• [WRITTEN TASK]: Gather up the lines with the word "общего" in them.

• [DATA ENTRIES]:
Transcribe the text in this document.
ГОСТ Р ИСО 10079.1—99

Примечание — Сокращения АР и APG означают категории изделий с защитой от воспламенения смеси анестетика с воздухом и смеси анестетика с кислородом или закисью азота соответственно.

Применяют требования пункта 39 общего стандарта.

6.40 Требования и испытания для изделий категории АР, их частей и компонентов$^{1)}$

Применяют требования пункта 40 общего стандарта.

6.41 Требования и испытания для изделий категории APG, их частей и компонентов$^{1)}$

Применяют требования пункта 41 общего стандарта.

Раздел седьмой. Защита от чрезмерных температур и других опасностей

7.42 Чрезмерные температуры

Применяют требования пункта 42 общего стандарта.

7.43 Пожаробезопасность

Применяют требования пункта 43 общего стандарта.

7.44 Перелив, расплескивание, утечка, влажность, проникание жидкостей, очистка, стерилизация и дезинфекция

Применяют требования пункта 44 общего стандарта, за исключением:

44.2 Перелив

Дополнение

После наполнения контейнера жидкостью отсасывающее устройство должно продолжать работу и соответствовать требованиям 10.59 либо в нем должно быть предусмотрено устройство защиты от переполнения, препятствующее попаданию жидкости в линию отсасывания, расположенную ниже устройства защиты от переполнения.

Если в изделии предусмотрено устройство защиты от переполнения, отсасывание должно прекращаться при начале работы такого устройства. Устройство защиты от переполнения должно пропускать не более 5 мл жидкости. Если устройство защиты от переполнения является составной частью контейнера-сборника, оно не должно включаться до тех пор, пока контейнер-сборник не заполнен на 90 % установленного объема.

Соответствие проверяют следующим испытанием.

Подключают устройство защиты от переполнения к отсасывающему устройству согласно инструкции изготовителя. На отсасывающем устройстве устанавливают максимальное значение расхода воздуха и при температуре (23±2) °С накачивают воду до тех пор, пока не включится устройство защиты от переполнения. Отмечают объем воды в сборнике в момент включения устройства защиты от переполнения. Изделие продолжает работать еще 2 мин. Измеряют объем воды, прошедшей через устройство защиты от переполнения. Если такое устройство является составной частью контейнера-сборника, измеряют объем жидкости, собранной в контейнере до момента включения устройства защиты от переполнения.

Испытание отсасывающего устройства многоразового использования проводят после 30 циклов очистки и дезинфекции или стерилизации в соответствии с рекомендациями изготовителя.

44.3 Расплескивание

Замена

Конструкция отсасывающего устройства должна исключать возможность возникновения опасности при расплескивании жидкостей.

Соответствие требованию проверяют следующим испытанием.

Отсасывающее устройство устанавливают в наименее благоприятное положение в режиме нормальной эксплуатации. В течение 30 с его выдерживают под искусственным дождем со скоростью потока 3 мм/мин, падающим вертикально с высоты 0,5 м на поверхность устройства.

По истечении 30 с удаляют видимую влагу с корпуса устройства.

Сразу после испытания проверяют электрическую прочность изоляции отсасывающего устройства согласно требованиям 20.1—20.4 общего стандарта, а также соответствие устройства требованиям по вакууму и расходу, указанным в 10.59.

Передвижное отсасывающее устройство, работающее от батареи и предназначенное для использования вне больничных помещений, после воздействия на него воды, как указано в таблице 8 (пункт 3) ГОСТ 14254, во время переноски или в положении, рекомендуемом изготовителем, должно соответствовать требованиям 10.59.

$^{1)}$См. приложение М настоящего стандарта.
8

• [ANSWER]:
Применяют требования пункта 39 общего стандарта.
Применяют требования пункта 40 общего стандарта.
Применяют требования пункта 41 общего стандарта.
Применяют требования пункта 42 общего стандарта.
Применяют требования пункта 43 общего стандарта.
Применяют требования пункта 44 общего стандарта, за исключением:
Сразу после испытания проверяют электрическую прочность изоляции отсасывающего устройства согласно требованиям 20.1—20.4 общего стандарта, а также соответствие устройства требованиям по вакууму и расходу, указанным в 10.59.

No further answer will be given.